(Items from a dataset)
════════

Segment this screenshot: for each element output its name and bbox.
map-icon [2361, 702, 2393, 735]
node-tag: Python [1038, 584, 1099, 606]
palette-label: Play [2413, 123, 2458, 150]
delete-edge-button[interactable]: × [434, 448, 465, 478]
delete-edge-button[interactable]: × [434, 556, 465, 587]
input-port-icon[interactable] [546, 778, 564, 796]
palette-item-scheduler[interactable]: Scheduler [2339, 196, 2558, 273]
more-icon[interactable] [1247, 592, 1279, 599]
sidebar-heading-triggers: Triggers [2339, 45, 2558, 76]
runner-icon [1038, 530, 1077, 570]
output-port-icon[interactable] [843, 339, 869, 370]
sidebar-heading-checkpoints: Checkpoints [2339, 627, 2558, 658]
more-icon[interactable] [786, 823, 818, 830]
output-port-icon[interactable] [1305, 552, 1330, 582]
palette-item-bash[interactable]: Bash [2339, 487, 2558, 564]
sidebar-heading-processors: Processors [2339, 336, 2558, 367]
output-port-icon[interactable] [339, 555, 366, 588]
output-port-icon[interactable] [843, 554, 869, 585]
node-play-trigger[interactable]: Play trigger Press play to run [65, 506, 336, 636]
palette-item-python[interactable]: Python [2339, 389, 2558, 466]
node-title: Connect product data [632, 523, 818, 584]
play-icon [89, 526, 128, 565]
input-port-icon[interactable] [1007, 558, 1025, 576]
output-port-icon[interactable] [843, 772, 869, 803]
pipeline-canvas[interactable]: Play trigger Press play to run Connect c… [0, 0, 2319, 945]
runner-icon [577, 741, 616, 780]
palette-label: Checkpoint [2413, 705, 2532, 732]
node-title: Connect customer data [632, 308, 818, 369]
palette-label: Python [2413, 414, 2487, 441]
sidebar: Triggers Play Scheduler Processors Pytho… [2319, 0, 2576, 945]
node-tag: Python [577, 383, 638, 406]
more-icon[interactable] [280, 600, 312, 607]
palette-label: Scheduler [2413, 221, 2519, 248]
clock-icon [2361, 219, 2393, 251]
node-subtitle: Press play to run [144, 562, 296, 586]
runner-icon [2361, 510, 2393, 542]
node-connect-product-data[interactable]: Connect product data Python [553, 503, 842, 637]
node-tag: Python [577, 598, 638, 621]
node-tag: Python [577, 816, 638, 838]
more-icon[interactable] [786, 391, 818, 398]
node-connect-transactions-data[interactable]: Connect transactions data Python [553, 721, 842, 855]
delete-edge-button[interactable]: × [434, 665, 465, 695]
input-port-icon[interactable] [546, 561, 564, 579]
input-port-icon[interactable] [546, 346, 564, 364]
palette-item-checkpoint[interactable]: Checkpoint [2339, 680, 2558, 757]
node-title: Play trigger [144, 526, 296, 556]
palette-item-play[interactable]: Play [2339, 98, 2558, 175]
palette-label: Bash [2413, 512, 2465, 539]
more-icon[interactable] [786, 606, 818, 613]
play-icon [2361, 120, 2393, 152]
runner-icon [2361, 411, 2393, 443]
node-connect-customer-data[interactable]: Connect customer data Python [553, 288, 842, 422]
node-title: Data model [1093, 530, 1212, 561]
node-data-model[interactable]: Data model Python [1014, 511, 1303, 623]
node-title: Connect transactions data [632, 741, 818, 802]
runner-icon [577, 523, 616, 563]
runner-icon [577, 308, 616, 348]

════════

> _What you should do_
Render the lines above as a numbered list, leaving out any blank lines.

> _Response below_
1. Segment this screenshot: for each element output its name and bbox.
2. map-icon [2361, 702, 2393, 735]
3. node-tag: Python [1038, 584, 1099, 606]
4. palette-label: Play [2413, 123, 2458, 150]
5. delete-edge-button[interactable]: × [434, 448, 465, 478]
6. delete-edge-button[interactable]: × [434, 556, 465, 587]
7. input-port-icon[interactable] [546, 778, 564, 796]
8. palette-item-scheduler[interactable]: Scheduler [2339, 196, 2558, 273]
9. more-icon[interactable] [1247, 592, 1279, 599]
10. sidebar-heading-triggers: Triggers [2339, 45, 2558, 76]
11. runner-icon [1038, 530, 1077, 570]
12. output-port-icon[interactable] [843, 339, 869, 370]
13. sidebar-heading-checkpoints: Checkpoints [2339, 627, 2558, 658]
14. more-icon[interactable] [786, 823, 818, 830]
15. output-port-icon[interactable] [1305, 552, 1330, 582]
16. palette-item-bash[interactable]: Bash [2339, 487, 2558, 564]
17. sidebar-heading-processors: Processors [2339, 336, 2558, 367]
18. output-port-icon[interactable] [339, 555, 366, 588]
19. output-port-icon[interactable] [843, 554, 869, 585]
20. node-play-trigger[interactable]: Play trigger Press play to run [65, 506, 336, 636]
21. palette-item-python[interactable]: Python [2339, 389, 2558, 466]
22. node-title: Connect product data [632, 523, 818, 584]
23. play-icon [89, 526, 128, 565]
24. input-port-icon[interactable] [1007, 558, 1025, 576]
25. output-port-icon[interactable] [843, 772, 869, 803]
26. pipeline-canvas[interactable]: Play trigger Press play to run Connect c… [0, 0, 2319, 945]
27. runner-icon [577, 741, 616, 780]
28. palette-label: Checkpoint [2413, 705, 2532, 732]
29. node-title: Connect customer data [632, 308, 818, 369]
30. palette-label: Python [2413, 414, 2487, 441]
31. sidebar: Triggers Play Scheduler Processors Pytho… [2319, 0, 2576, 945]
32. node-tag: Python [577, 383, 638, 406]
33. more-icon[interactable] [280, 600, 312, 607]
34. palette-label: Scheduler [2413, 221, 2519, 248]
35. clock-icon [2361, 219, 2393, 251]
36. node-subtitle: Press play to run [144, 562, 296, 586]
37. runner-icon [2361, 510, 2393, 542]
38. node-connect-product-data[interactable]: Connect product data Python [553, 503, 842, 637]
39. node-tag: Python [577, 598, 638, 621]
40. node-tag: Python [577, 816, 638, 838]
41. more-icon[interactable] [786, 391, 818, 398]
42. node-connect-transactions-data[interactable]: Connect transactions data Python [553, 721, 842, 855]
43. delete-edge-button[interactable]: × [434, 665, 465, 695]
44. input-port-icon[interactable] [546, 561, 564, 579]
45. input-port-icon[interactable] [546, 346, 564, 364]
46. palette-item-checkpoint[interactable]: Checkpoint [2339, 680, 2558, 757]
47. node-title: Play trigger [144, 526, 296, 556]
48. palette-item-play[interactable]: Play [2339, 98, 2558, 175]
49. palette-label: Bash [2413, 512, 2465, 539]
50. more-icon[interactable] [786, 606, 818, 613]
51. play-icon [2361, 120, 2393, 152]
52. runner-icon [2361, 411, 2393, 443]
53. node-connect-customer-data[interactable]: Connect customer data Python [553, 288, 842, 422]
54. node-title: Data model [1093, 530, 1212, 561]
55. node-data-model[interactable]: Data model Python [1014, 511, 1303, 623]
56. node-title: Connect transactions data [632, 741, 818, 802]
57. runner-icon [577, 523, 616, 563]
58. runner-icon [577, 308, 616, 348]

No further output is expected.